- [Exercise details] Keep the wording of each record exactly the same when you repeat it, and leave out pictures.

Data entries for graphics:
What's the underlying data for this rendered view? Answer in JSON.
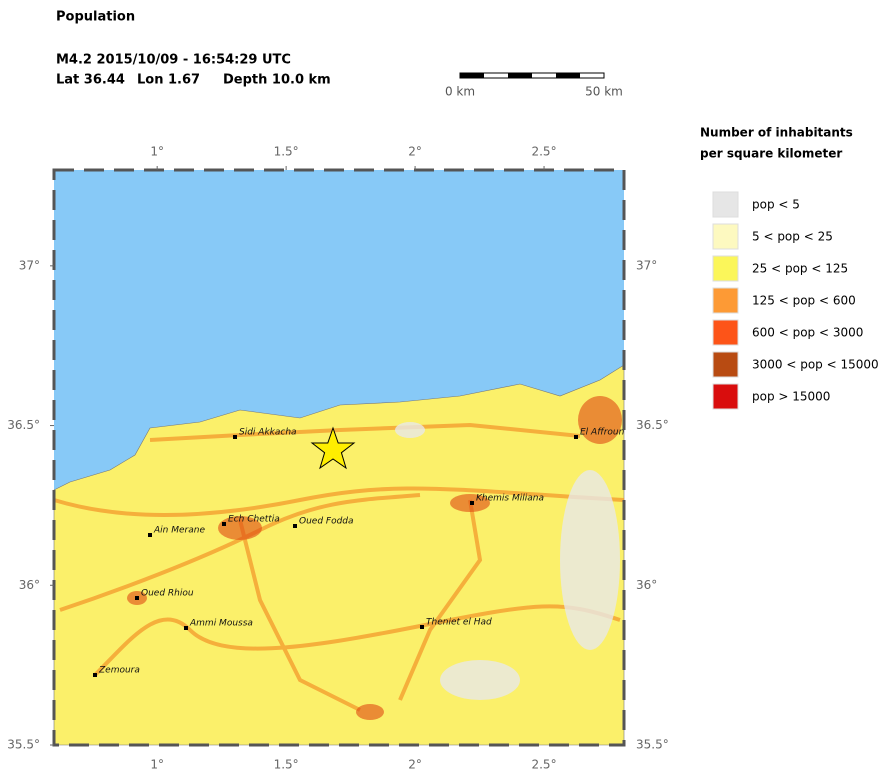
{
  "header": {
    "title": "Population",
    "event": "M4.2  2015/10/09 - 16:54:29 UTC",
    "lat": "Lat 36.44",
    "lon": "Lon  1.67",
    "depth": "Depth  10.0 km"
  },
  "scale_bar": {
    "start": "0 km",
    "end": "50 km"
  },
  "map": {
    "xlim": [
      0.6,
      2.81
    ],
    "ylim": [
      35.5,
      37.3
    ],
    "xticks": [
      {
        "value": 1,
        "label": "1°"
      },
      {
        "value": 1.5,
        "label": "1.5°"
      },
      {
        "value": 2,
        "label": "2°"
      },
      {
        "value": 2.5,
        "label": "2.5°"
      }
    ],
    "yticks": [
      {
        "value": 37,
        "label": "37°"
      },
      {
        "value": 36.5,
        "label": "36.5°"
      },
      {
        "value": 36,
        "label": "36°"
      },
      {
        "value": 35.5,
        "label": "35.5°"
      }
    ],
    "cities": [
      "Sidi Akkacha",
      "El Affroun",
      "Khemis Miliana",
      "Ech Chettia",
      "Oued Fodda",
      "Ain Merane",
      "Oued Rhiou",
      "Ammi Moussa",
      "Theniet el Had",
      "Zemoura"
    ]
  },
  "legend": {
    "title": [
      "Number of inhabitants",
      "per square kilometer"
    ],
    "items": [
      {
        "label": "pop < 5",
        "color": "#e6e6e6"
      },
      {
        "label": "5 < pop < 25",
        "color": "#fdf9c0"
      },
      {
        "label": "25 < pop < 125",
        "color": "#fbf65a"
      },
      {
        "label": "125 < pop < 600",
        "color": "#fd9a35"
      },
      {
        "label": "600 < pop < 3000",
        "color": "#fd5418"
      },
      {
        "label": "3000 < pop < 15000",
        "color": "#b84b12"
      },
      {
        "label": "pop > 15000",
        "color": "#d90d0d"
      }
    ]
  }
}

- [Output below]
What's the underlying data for this rendered view? Answer in JSON.
{
  "header": {
    "title": "Population",
    "event": "M4.2  2015/10/09 - 16:54:29 UTC",
    "lat": "Lat 36.44",
    "lon": "Lon  1.67",
    "depth": "Depth  10.0 km"
  },
  "scale_bar": {
    "start": "0 km",
    "end": "50 km"
  },
  "map": {
    "xlim": [
      0.6,
      2.81
    ],
    "ylim": [
      35.5,
      37.3
    ],
    "xticks": [
      {
        "value": 1,
        "label": "1°"
      },
      {
        "value": 1.5,
        "label": "1.5°"
      },
      {
        "value": 2,
        "label": "2°"
      },
      {
        "value": 2.5,
        "label": "2.5°"
      }
    ],
    "yticks": [
      {
        "value": 37,
        "label": "37°"
      },
      {
        "value": 36.5,
        "label": "36.5°"
      },
      {
        "value": 36,
        "label": "36°"
      },
      {
        "value": 35.5,
        "label": "35.5°"
      }
    ],
    "cities": [
      "Sidi Akkacha",
      "El Affroun",
      "Khemis Miliana",
      "Ech Chettia",
      "Oued Fodda",
      "Ain Merane",
      "Oued Rhiou",
      "Ammi Moussa",
      "Theniet el Had",
      "Zemoura"
    ]
  },
  "legend": {
    "title": [
      "Number of inhabitants",
      "per square kilometer"
    ],
    "items": [
      {
        "label": "pop < 5",
        "color": "#e6e6e6"
      },
      {
        "label": "5 < pop < 25",
        "color": "#fdf9c0"
      },
      {
        "label": "25 < pop < 125",
        "color": "#fbf65a"
      },
      {
        "label": "125 < pop < 600",
        "color": "#fd9a35"
      },
      {
        "label": "600 < pop < 3000",
        "color": "#fd5418"
      },
      {
        "label": "3000 < pop < 15000",
        "color": "#b84b12"
      },
      {
        "label": "pop > 15000",
        "color": "#d90d0d"
      }
    ]
  }
}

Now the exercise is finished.